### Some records
• • • • •

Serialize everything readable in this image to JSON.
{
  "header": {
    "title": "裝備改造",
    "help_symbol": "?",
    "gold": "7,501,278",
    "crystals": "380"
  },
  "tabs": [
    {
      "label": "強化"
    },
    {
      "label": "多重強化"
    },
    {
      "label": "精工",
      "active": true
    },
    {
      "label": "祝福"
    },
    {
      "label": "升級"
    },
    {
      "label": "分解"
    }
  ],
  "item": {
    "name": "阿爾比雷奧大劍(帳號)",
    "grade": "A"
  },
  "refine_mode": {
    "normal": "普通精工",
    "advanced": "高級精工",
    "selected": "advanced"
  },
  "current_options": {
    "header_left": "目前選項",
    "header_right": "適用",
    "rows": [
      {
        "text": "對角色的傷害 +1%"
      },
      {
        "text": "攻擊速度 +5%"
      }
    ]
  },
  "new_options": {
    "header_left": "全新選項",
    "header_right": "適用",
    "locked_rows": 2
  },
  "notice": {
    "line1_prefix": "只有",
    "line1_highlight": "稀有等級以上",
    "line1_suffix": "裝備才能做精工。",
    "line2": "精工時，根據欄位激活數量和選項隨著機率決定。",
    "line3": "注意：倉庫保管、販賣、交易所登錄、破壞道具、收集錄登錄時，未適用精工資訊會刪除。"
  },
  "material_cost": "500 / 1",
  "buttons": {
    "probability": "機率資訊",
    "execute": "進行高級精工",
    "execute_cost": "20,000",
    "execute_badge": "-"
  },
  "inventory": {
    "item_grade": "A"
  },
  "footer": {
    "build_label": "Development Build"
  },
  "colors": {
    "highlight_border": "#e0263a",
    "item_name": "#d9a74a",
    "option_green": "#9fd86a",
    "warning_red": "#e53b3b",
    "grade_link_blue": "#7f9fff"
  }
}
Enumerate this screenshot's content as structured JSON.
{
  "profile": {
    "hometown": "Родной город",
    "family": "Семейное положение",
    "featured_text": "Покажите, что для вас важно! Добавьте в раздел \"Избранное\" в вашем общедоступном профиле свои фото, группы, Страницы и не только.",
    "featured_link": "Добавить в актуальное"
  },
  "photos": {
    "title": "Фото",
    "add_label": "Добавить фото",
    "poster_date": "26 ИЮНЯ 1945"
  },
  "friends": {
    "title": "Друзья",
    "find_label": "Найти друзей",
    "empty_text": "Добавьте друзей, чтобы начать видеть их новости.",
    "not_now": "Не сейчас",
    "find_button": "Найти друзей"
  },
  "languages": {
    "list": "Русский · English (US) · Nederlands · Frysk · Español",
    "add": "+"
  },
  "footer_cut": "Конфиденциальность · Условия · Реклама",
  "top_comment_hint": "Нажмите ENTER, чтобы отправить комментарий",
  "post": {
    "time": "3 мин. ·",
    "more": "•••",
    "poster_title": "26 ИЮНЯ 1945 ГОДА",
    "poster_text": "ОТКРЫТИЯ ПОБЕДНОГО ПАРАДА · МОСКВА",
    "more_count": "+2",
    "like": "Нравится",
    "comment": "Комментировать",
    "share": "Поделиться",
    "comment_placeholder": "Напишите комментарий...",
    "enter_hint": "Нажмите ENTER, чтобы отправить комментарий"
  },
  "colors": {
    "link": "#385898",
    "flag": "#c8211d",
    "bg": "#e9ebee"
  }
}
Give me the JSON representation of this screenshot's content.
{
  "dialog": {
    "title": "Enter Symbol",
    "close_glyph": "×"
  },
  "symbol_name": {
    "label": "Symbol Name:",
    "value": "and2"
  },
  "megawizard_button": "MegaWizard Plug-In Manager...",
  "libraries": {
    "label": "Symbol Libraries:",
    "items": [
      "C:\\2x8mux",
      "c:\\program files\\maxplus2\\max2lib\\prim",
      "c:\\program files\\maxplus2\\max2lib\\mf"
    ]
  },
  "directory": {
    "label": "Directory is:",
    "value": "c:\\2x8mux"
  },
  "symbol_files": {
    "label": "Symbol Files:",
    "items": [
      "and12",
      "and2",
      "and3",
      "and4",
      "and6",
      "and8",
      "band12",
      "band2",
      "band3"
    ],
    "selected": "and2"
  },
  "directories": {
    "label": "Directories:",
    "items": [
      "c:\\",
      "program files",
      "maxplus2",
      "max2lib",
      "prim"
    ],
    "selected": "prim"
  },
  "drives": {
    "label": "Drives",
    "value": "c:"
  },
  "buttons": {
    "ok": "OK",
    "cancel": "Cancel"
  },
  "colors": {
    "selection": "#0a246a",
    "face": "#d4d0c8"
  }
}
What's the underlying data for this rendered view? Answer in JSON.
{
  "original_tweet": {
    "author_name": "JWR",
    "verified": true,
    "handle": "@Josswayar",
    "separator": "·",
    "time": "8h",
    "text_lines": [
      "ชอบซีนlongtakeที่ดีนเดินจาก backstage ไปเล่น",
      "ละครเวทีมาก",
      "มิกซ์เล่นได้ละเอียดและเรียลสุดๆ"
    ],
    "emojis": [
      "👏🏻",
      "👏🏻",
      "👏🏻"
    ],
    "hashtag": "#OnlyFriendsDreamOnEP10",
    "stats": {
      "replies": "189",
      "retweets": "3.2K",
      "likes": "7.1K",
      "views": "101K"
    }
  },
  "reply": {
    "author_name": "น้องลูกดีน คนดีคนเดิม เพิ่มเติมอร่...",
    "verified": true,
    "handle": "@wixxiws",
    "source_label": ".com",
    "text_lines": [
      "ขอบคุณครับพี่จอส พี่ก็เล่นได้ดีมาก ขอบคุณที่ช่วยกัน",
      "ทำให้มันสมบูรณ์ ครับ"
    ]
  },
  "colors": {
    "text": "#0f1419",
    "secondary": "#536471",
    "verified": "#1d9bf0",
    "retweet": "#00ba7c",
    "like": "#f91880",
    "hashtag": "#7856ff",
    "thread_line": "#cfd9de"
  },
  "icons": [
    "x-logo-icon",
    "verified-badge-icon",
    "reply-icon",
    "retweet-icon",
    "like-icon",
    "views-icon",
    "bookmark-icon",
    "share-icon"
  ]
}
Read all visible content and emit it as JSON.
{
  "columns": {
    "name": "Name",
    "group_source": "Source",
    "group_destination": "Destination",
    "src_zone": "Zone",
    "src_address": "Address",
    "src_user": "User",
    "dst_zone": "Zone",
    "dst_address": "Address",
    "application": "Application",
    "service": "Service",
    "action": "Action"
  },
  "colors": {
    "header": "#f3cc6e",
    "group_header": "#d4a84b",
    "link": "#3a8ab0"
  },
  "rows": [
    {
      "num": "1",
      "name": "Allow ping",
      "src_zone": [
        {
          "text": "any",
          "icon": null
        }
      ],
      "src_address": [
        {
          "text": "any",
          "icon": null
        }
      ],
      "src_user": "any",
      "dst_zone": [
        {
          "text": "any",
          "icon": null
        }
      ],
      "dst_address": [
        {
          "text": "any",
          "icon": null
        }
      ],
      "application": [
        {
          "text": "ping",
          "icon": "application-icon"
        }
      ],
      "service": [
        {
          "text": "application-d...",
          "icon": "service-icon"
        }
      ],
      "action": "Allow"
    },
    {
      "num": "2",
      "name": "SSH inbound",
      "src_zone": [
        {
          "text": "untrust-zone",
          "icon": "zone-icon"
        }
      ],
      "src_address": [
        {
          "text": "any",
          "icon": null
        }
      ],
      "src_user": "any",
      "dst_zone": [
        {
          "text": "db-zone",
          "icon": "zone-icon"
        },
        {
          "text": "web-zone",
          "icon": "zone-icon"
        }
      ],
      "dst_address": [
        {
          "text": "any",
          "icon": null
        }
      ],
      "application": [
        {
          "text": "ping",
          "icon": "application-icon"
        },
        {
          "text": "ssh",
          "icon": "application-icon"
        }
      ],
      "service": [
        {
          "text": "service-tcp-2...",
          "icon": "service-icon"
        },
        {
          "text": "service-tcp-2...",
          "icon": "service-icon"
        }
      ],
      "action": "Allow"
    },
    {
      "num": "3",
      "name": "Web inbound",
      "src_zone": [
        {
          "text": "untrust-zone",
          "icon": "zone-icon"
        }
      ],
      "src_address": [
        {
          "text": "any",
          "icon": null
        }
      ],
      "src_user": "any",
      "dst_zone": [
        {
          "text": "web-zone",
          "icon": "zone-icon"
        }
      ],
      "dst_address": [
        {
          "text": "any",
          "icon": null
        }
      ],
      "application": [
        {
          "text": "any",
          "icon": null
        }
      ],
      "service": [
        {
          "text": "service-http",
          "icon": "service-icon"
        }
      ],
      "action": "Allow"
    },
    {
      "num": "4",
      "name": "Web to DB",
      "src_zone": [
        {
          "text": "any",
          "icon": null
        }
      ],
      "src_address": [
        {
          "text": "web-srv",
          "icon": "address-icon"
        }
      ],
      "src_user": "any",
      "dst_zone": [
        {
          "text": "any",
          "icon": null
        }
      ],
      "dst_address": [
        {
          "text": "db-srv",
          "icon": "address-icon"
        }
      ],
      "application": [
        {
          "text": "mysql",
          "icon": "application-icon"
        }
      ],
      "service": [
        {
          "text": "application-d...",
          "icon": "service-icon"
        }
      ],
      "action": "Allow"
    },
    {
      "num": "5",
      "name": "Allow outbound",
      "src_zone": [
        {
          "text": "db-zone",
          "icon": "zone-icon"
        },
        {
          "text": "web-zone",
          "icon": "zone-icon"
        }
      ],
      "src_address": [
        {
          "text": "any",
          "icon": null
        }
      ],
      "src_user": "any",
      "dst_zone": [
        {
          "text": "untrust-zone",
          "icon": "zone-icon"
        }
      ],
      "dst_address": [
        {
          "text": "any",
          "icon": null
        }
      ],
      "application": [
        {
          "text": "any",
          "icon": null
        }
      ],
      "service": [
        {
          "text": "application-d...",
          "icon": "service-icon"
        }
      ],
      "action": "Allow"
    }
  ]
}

• • • • •

### Task
Identify every line above with the string "screenshot" in it. Copy those lines.

### Expected output
Enumerate this screenshot's content as structured JSON.
Give me the JSON representation of this screenshot's content.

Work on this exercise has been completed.